Dataset excerpts
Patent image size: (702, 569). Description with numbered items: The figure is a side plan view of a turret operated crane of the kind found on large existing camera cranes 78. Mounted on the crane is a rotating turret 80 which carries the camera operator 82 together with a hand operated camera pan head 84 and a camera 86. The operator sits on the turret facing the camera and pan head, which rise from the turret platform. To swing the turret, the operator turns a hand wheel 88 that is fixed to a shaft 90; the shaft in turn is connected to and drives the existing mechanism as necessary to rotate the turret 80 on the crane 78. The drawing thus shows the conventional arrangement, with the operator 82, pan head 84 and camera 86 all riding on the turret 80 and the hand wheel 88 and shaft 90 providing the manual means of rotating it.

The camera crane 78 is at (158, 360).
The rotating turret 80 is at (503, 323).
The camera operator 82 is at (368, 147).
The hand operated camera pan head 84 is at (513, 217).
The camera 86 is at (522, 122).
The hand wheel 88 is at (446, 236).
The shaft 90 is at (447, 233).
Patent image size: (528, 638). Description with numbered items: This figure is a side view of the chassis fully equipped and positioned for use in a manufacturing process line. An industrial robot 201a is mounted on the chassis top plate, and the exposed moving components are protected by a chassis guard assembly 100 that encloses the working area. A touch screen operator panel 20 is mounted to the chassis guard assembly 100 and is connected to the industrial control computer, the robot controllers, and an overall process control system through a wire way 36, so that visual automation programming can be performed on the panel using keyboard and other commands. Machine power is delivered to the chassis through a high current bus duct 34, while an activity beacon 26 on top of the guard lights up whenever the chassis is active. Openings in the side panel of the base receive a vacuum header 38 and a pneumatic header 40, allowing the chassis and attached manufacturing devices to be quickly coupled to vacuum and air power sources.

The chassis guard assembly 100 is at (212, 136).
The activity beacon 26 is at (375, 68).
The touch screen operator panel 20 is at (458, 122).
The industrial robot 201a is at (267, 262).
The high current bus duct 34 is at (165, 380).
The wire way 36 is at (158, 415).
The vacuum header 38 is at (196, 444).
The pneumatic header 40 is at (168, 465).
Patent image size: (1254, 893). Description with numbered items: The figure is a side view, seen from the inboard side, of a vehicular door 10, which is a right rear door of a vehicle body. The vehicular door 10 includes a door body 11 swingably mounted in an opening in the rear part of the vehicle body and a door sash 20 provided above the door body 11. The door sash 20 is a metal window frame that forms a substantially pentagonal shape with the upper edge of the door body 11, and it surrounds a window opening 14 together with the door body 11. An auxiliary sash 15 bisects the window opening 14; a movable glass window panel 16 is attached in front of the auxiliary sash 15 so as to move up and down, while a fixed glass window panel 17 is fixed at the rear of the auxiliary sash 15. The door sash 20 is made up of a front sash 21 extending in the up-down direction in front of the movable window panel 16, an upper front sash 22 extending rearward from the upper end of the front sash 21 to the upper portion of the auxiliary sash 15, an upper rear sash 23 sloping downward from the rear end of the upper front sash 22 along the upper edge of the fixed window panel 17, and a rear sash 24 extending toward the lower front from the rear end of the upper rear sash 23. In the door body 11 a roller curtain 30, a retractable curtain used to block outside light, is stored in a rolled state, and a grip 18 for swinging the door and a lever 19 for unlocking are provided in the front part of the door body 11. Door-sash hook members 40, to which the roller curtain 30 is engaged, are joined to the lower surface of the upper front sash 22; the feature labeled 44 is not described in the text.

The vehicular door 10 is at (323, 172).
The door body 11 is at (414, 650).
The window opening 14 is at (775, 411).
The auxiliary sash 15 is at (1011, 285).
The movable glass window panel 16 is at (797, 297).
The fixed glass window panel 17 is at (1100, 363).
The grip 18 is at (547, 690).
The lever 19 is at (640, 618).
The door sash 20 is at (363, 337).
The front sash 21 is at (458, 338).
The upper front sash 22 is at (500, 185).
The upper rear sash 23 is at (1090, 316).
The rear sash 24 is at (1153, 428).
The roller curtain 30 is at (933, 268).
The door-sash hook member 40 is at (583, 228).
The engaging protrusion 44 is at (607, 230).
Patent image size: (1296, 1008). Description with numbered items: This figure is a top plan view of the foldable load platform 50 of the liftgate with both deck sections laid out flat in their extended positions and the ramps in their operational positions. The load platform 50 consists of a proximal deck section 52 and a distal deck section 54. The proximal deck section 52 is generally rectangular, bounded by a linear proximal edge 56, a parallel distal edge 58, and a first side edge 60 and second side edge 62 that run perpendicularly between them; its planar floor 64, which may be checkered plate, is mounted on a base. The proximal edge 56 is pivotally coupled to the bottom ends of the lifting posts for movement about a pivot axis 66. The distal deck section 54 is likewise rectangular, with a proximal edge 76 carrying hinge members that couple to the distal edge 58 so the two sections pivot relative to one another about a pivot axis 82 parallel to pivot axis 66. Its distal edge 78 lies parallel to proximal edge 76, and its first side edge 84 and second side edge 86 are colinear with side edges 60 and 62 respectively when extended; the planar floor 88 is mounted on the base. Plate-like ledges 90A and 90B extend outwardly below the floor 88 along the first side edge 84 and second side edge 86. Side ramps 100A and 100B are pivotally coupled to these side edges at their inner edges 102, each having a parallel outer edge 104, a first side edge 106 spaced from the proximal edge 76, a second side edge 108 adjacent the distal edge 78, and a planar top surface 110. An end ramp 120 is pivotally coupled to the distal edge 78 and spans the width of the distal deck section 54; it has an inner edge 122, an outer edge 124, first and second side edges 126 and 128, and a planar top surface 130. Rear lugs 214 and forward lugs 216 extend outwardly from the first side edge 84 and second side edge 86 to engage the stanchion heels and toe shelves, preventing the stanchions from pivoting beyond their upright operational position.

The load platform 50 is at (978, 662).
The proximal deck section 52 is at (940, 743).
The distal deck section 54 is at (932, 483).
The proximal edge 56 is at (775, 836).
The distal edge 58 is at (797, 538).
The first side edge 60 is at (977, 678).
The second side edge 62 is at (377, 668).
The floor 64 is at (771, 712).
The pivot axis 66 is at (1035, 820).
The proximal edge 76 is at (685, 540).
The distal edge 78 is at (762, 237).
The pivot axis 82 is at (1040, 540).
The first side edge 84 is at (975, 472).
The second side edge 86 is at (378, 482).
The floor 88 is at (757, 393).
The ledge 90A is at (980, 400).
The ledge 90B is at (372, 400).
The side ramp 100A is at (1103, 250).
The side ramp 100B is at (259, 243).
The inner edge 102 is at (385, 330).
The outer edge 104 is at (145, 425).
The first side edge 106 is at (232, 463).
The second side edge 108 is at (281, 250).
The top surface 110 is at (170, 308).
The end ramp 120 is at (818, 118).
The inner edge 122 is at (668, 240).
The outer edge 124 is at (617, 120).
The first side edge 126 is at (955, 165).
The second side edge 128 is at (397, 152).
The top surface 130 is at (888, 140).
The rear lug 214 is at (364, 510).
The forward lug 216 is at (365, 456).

• [Challenge] Arrange every line of the material above as a JSON list of strings, with one string per line and no blank lines.

• [Full solution]
[
  "Patent image size: (702, 569). Description with numbered items: The figure is a side plan view of a turret operated crane of the kind found on large existing camera cranes 78. Mounted on the crane is a rotating turret 80 which carries the camera operator 82 together with a hand operated camera pan head 84 and a camera 86. The operator sits on the turret facing the camera and pan head, which rise from the turret platform. To swing the turret, the operator turns a hand wheel 88 that is fixed to a shaft 90; the shaft in turn is connected to and drives the existing mechanism as necessary to rotate the turret 80 on the crane 78. The drawing thus shows the conventional arrangement, with the operator 82, pan head 84 and camera 86 all riding on the turret 80 and the hand wheel 88 and shaft 90 providing the manual means of rotating it.",
  "The camera crane 78 is at (158, 360).",
  "The rotating turret 80 is at (503, 323).",
  "The camera operator 82 is at (368, 147).",
  "The hand operated camera pan head 84 is at (513, 217).",
  "The camera 86 is at (522, 122).",
  "The hand wheel 88 is at (446, 236).",
  "The shaft 90 is at (447, 233).",
  "Patent image size: (528, 638). Description with numbered items: This figure is a side view of the chassis fully equipped and positioned for use in a manufacturing process line. An industrial robot 201a is mounted on the chassis top plate, and the exposed moving components are protected by a chassis guard assembly 100 that encloses the working area. A touch screen operator panel 20 is mounted to the chassis guard assembly 100 and is connected to the industrial control computer, the robot controllers, and an overall process control system through a wire way 36, so that visual automation programming can be performed on the panel using keyboard and other commands. Machine power is delivered to the chassis through a high current bus duct 34, while an activity beacon 26 on top of the guard lights up whenever the chassis is active. Openings in the side panel of the base receive a vacuum header 38 and a pneumatic header 40, allowing the chassis and attached manufacturing devices to be quickly coupled to vacuum and air power sources.",
  "The chassis guard assembly 100 is at (212, 136).",
  "The activity beacon 26 is at (375, 68).",
  "The touch screen operator panel 20 is at (458, 122).",
  "The industrial robot 201a is at (267, 262).",
  "The high current bus duct 34 is at (165, 380).",
  "The wire way 36 is at (158, 415).",
  "The vacuum header 38 is at (196, 444).",
  "The pneumatic header 40 is at (168, 465).",
  "Patent image size: (1254, 893). Description with numbered items: The figure is a side view, seen from the inboard side, of a vehicular door 10, which is a right rear door of a vehicle body. The vehicular door 10 includes a door body 11 swingably mounted in an opening in the rear part of the vehicle body and a door sash 20 provided above the door body 11. The door sash 20 is a metal window frame that forms a substantially pentagonal shape with the upper edge of the door body 11, and it surrounds a window opening 14 together with the door body 11. An auxiliary sash 15 bisects the window opening 14; a movable glass window panel 16 is attached in front of the auxiliary sash 15 so as to move up and down, while a fixed glass window panel 17 is fixed at the rear of the auxiliary sash 15. The door sash 20 is made up of a front sash 21 extending in the up-down direction in front of the movable window panel 16, an upper front sash 22 extending rearward from the upper end of the front sash 21 to the upper portion of the auxiliary sash 15, an upper rear sash 23 sloping downward from the rear end of the upper front sash 22 along the upper edge of the fixed window panel 17, and a rear sash 24 extending toward the lower front from the rear end of the upper rear sash 23. In the door body 11 a roller curtain 30, a retractable curtain used to block outside light, is stored in a rolled state, and a grip 18 for swinging the door and a lever 19 for unlocking are provided in the front part of the door body 11. Door-sash hook members 40, to which the roller curtain 30 is engaged, are joined to the lower surface of the upper front sash 22; the feature labeled 44 is not described in the text.",
  "The vehicular door 10 is at (323, 172).",
  "The door body 11 is at (414, 650).",
  "The window opening 14 is at (775, 411).",
  "The auxiliary sash 15 is at (1011, 285).",
  "The movable glass window panel 16 is at (797, 297).",
  "The fixed glass window panel 17 is at (1100, 363).",
  "The grip 18 is at (547, 690).",
  "The lever 19 is at (640, 618).",
  "The door sash 20 is at (363, 337).",
  "The front sash 21 is at (458, 338).",
  "The upper front sash 22 is at (500, 185).",
  "The upper rear sash 23 is at (1090, 316).",
  "The rear sash 24 is at (1153, 428).",
  "The roller curtain 30 is at (933, 268).",
  "The door-sash hook member 40 is at (583, 228).",
  "The engaging protrusion 44 is at (607, 230).",
  "Patent image size: (1296, 1008). Description with numbered items: This figure is a top plan view of the foldable load platform 50 of the liftgate with both deck sections laid out flat in their extended positions and the ramps in their operational positions. The load platform 50 consists of a proximal deck section 52 and a distal deck section 54. The proximal deck section 52 is generally rectangular, bounded by a linear proximal edge 56, a parallel distal edge 58, and a first side edge 60 and second side edge 62 that run perpendicularly between them; its planar floor 64, which may be checkered plate, is mounted on a base. The proximal edge 56 is pivotally coupled to the bottom ends of the lifting posts for movement about a pivot axis 66. The distal deck section 54 is likewise rectangular, with a proximal edge 76 carrying hinge members that couple to the distal edge 58 so the two sections pivot relative to one another about a pivot axis 82 parallel to pivot axis 66. Its distal edge 78 lies parallel to proximal edge 76, and its first side edge 84 and second side edge 86 are colinear with side edges 60 and 62 respectively when extended; the planar floor 88 is mounted on the base. Plate-like ledges 90A and 90B extend outwardly below the floor 88 along the first side edge 84 and second side edge 86. Side ramps 100A and 100B are pivotally coupled to these side edges at their inner edges 102, each having a parallel outer edge 104, a first side edge 106 spaced from the proximal edge 76, a second side edge 108 adjacent the distal edge 78, and a planar top surface 110. An end ramp 120 is pivotally coupled to the distal edge 78 and spans the width of the distal deck section 54; it has an inner edge 122, an outer edge 124, first and second side edges 126 and 128, and a planar top surface 130. Rear lugs 214 and forward lugs 216 extend outwardly from the first side edge 84 and second side edge 86 to engage the stanchion heels and toe shelves, preventing the stanchions from pivoting beyond their upright operational position.",
  "The load platform 50 is at (978, 662).",
  "The proximal deck section 52 is at (940, 743).",
  "The distal deck section 54 is at (932, 483).",
  "The proximal edge 56 is at (775, 836).",
  "The distal edge 58 is at (797, 538).",
  "The first side edge 60 is at (977, 678).",
  "The second side edge 62 is at (377, 668).",
  "The floor 64 is at (771, 712).",
  "The pivot axis 66 is at (1035, 820).",
  "The proximal edge 76 is at (685, 540).",
  "The distal edge 78 is at (762, 237).",
  "The pivot axis 82 is at (1040, 540).",
  "The first side edge 84 is at (975, 472).",
  "The second side edge 86 is at (378, 482).",
  "The floor 88 is at (757, 393).",
  "The ledge 90A is at (980, 400).",
  "The ledge 90B is at (372, 400).",
  "The side ramp 100A is at (1103, 250).",
  "The side ramp 100B is at (259, 243).",
  "The inner edge 102 is at (385, 330).",
  "The outer edge 104 is at (145, 425).",
  "The first side edge 106 is at (232, 463).",
  "The second side edge 108 is at (281, 250).",
  "The top surface 110 is at (170, 308).",
  "The end ramp 120 is at (818, 118).",
  "The inner edge 122 is at (668, 240).",
  "The outer edge 124 is at (617, 120).",
  "The first side edge 126 is at (955, 165).",
  "The second side edge 128 is at (397, 152).",
  "The top surface 130 is at (888, 140).",
  "The rear lug 214 is at (364, 510).",
  "The forward lug 216 is at (365, 456)."
]